⟨

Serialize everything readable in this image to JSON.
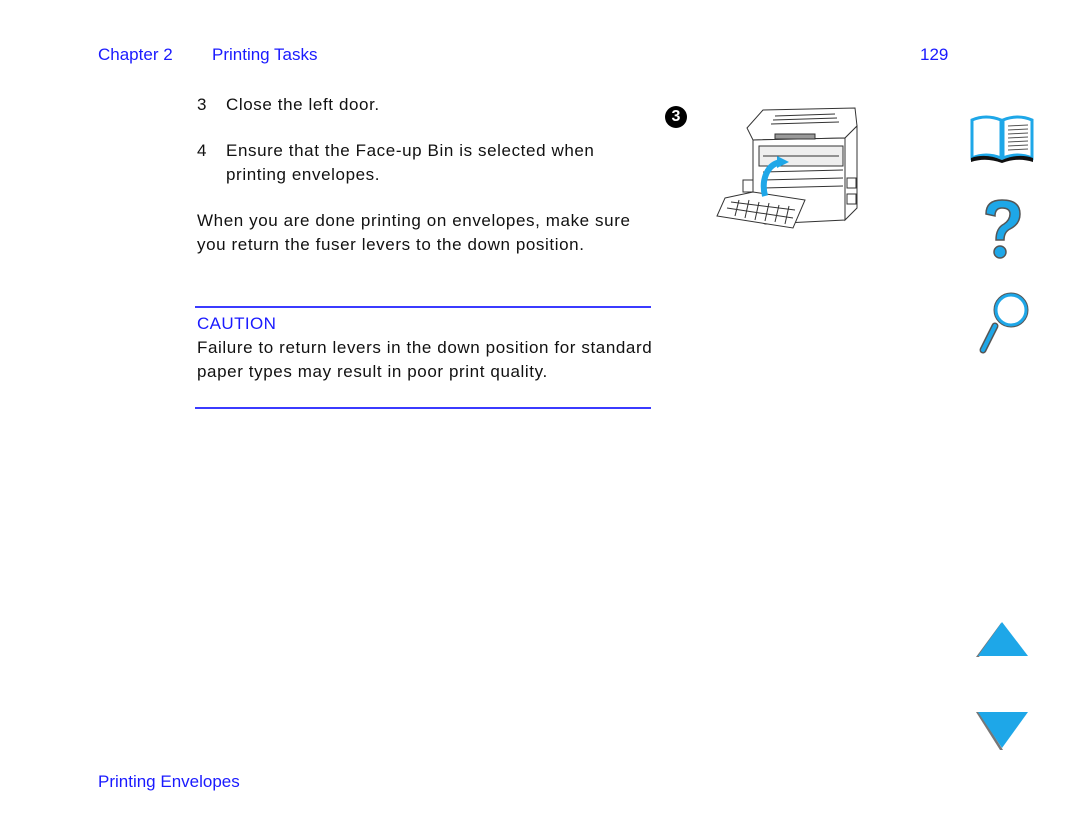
{
  "header": {
    "chapter": "Chapter 2",
    "section": "Printing Tasks",
    "page_number": "129"
  },
  "steps": [
    {
      "number": "3",
      "text": "Close the left door."
    },
    {
      "number": "4",
      "text": "Ensure that the Face-up Bin is selected when printing envelopes."
    }
  ],
  "paragraph": "When you are done printing on envelopes, make sure you return the fuser levers to the down position.",
  "caution": {
    "title": "CAUTION",
    "text": "Failure to return levers in the down position for standard paper types may result in poor print quality."
  },
  "figure": {
    "step_badge": "3",
    "description": "printer-left-door-closing-illustration"
  },
  "nav_icons": {
    "contents": "book-icon",
    "help": "question-mark-icon",
    "index": "magnifier-icon",
    "previous": "triangle-up-icon",
    "next": "triangle-down-icon"
  },
  "footer": {
    "link": "Printing Envelopes"
  },
  "colors": {
    "link_blue": "#1a1aff",
    "rule_blue": "#3b3bff",
    "icon_cyan": "#1ea7e8"
  }
}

⟩

**YOUR INSTRUCTIONS**
Track down every line holding the string "text" and copy it.

**EXERCISE ANSWER**
      "text": "Close the left door."
      "text": "Ensure that the Face-up Bin is selected when printing envelopes."
    "text": "Failure to return levers in the down position for standard paper types may result in poor print quality."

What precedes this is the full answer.